→ TASK DESCRIPTION:
Work out the number of lines in the listing that include the string "Program". Reply with that number alone.

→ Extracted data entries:
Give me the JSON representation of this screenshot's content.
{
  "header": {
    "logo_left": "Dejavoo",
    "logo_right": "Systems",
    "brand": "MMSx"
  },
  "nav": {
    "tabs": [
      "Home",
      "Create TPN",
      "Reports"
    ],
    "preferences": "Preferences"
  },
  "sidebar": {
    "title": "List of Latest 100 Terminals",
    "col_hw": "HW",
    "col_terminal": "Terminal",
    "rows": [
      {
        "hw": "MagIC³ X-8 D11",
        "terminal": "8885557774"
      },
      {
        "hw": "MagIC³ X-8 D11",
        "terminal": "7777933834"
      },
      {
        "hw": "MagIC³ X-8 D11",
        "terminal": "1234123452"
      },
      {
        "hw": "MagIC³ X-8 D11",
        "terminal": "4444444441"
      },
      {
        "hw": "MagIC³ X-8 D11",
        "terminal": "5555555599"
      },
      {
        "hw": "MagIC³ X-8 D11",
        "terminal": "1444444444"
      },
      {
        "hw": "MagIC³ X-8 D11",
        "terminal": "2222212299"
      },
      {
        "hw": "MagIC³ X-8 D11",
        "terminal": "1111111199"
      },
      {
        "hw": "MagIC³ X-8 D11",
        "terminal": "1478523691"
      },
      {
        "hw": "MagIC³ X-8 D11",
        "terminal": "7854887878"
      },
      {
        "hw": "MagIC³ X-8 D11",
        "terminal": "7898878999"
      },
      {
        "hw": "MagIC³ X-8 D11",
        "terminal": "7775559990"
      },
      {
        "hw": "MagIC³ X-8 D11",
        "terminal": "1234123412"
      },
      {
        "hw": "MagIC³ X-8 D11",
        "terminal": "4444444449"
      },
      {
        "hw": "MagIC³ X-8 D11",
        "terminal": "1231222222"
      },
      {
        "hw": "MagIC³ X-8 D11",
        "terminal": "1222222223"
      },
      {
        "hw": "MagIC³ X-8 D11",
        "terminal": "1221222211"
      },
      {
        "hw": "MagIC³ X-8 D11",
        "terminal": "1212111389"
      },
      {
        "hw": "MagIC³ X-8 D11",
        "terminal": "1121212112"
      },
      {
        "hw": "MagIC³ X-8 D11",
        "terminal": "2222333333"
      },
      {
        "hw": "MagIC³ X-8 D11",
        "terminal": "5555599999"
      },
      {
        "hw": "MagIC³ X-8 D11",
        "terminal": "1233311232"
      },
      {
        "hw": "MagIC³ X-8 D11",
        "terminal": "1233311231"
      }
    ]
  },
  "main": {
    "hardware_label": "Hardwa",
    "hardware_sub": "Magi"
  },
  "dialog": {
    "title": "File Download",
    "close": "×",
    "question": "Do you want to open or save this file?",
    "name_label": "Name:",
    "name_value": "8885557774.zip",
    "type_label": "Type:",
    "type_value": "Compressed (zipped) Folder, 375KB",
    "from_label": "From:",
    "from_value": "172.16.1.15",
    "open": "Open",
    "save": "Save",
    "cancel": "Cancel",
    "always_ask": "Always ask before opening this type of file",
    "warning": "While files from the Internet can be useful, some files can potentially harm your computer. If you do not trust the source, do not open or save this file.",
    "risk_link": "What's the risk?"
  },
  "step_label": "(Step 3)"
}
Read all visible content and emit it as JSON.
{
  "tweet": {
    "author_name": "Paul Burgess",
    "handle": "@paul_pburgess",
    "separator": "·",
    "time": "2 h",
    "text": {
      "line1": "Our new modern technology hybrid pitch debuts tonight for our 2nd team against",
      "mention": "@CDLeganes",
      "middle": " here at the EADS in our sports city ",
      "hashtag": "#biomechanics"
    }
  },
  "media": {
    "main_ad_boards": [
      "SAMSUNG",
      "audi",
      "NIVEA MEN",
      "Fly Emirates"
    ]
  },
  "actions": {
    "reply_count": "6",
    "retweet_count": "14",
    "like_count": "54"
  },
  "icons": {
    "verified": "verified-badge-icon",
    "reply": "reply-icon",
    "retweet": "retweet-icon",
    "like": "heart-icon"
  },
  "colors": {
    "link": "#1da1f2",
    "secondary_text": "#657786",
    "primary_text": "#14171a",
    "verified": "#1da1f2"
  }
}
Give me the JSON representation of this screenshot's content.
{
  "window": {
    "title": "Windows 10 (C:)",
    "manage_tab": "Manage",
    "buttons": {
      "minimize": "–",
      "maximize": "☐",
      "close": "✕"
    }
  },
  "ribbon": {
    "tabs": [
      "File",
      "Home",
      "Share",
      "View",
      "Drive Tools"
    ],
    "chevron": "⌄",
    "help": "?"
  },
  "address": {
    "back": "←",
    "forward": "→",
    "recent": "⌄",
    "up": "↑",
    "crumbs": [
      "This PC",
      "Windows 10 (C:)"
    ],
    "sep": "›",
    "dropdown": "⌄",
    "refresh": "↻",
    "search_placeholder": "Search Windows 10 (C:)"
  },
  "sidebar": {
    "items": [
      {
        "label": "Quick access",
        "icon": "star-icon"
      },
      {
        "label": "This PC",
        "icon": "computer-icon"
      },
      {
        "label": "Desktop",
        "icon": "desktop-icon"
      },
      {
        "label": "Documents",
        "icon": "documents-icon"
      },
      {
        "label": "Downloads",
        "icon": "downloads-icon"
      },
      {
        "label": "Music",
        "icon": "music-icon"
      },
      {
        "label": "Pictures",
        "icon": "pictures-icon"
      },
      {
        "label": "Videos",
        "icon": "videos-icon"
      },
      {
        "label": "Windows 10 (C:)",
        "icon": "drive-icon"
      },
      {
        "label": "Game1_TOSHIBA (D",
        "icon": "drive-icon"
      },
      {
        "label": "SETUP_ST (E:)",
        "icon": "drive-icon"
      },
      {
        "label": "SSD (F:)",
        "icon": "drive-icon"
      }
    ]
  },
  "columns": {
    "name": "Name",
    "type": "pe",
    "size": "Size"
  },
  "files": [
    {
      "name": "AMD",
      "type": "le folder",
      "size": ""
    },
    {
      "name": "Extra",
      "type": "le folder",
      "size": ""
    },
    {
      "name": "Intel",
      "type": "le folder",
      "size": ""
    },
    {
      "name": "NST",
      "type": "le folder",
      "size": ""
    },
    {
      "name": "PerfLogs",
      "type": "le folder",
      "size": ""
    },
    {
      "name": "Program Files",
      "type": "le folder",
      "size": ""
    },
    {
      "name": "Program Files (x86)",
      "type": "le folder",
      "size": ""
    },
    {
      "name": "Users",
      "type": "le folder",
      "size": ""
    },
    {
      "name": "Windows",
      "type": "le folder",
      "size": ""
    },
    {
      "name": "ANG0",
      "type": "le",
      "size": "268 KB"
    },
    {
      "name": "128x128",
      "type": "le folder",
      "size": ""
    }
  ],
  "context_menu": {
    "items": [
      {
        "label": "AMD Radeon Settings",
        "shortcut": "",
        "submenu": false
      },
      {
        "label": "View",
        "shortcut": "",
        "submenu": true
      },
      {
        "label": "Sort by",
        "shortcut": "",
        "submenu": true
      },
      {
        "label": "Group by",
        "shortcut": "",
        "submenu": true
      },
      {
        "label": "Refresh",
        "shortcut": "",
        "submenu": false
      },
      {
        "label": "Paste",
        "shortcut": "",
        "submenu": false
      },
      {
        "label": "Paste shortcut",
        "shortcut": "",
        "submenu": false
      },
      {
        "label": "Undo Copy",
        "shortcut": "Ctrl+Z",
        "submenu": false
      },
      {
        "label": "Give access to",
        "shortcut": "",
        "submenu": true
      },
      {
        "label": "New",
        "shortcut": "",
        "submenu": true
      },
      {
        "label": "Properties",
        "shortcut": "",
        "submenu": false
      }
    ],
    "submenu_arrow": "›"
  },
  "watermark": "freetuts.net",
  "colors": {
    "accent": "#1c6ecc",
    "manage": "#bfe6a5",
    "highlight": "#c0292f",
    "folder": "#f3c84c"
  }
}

→ WRITTEN ANSWER:
2